*** Opening of Page text ***
As we continue to move forward with the national project of Indigenous reconciliation in what is colonially known as Canada, we have an opportunity to act in ways that reflect deep listening and understanding.
Here on the unceded ancestral Coast Salish lands of the xʷməθkʷəy̓əm (Musqueam), Sḵwx̱wú7mesh (Squamish), and səl̓ilw̓ətaʔɬ (Tsleil-Waututh) Nations, colonially known as Vancouver, where this project was envisioned and is being developed, an historical practice of acknowledging the land has developed.
We have come to understand that merely speaking the names of the peoples of this land is not enough. We must leverage our institutional and individual privileges, and seek to work towards equity and justice in ways that allow us to look each other in the eye as we work with comfort and respect. We see our work as ever-evolving, and solemnly hold the responsibility of continuing to learn – and unlearn – how to work in right relations and solidarity.
There are a few examples of how cultural institutions have done the work of inclusion and opportunity provision. In 1999, Canada became home to the Aboriginal Peoples’ Television Network (APTN), the first national broadcaster in the world with programming by, for, and about Aboriginal Peoples. In 2018, the National Film Board of Canada (NFB) launched Indigenous Cinema, a website that offers free streaming of more than 200 titles by Indigenous directors. And in September 2019, the National Arts Centre launched the inaugural season of the first national Indigenous theatre company in the world. There are others; but in this time of Indigenous Renaissance and self-determined artistic excellence, Indigenous artists are still underrepresented and forced into playing characters who are not Indigenous at all if they want to work. The colonial requirement of numbers, statistics, metrics, percentage, and dollar values fails Indigenous peoples in Canada, who have not been regarded as numerically or culturally significant enough.
*** Close of Page text ***
*** Opening of Source material ***
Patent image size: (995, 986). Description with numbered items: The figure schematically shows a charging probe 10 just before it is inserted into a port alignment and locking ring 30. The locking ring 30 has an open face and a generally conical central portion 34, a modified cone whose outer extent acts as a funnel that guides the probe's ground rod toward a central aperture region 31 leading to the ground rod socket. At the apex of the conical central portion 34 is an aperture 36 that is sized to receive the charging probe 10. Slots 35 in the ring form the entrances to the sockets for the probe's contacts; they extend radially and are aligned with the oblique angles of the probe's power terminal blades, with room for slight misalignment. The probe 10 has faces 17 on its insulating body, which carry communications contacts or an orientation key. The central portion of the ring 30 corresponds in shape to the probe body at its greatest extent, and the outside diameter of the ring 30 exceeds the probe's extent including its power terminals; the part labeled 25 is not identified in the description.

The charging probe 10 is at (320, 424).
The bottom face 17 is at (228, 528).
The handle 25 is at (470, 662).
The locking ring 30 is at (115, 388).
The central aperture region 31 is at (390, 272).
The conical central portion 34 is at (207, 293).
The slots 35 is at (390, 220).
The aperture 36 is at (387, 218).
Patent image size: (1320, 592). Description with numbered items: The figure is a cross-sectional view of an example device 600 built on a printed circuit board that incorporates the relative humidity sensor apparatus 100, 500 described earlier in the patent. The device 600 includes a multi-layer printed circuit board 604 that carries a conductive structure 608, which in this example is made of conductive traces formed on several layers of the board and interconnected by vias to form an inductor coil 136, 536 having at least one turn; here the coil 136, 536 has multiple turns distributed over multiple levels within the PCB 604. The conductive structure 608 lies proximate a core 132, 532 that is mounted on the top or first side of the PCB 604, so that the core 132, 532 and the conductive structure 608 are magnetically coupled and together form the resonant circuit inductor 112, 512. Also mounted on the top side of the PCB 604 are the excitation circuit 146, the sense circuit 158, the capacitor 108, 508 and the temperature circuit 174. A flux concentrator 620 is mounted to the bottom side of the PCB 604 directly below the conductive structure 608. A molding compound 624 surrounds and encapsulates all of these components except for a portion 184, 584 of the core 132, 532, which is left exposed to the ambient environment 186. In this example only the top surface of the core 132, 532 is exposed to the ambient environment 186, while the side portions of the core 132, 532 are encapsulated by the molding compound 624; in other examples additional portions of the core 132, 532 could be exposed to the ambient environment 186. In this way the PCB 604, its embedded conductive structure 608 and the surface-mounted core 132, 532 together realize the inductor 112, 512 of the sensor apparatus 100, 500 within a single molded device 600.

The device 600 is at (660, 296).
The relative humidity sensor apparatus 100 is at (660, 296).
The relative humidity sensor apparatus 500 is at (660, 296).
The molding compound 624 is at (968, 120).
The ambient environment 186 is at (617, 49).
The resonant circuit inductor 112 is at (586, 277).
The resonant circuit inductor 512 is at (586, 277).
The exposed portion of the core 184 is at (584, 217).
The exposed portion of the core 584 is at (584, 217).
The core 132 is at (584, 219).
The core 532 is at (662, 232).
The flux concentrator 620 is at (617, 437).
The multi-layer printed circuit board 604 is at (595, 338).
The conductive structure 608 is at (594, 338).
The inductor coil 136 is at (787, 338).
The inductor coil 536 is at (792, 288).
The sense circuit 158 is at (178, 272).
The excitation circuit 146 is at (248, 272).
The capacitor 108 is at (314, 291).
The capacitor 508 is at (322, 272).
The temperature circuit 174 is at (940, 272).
*** Close of Source material ***
**Work item A:** According to the reconciliation statement, in what year did the National Film Board of Canada launch Indigenous Cinema?
**Work item B:** Write out the part of the reconciliation statement that opens with the words containing "As we continue" and closes with "land has developed.".
**Work item C:** Carry the reconciliation statement on past its final sentence.

**Task result A:** 2018

**Task result B:**
As we continue to move forward with the national project of Indigenous reconciliation in what is colonially known as Canada, we have an opportunity to act in ways that reflect deep listening and understanding.
Here on the unceded ancestral Coast Salish lands of the xʷməθkʷəy̓əm (Musqueam), Sḵwx̱wú7mesh (Squamish), and səl̓ilw̓ətaʔɬ (Tsleil-Waututh) Nations, colonially known as Vancouver, where this project was envisioned and is being developed, an historical practice of acknowledging the land has developed.

**Task result C:**
CultureBrew.Art ensured from its nascence that the platform would be devised with strong input and participation from Indigenous artists and leaders. The work in this regard continues. While working on behalf of all Indigenous and Racialized Artists (IARA), the First Peoples of these lands are at the forefront of our thinking. By working iteratively towards addressing the needs of those who are most marginalized within our ranks, we believe that a solid system that is supportive of all People of Colour is emerging.
We invite you to join us in creating a space where Indigenous Peoples and People of Colour will be able to find each other for self-determined purposes, and for others to easily find IARA to participate in a range of roles within a range of projects.
Acknowledging the land is not enough. It is not enough to merely say the words. We who are not Indigenous have an obligation to daylight, uplift, and support the First Peoples of this land.
CultureBrew.Art offers and invites participation in the implementation of an initiative that supports the national project of Indigenous Reconciliation, and by doing so, become ancestors worth remembering.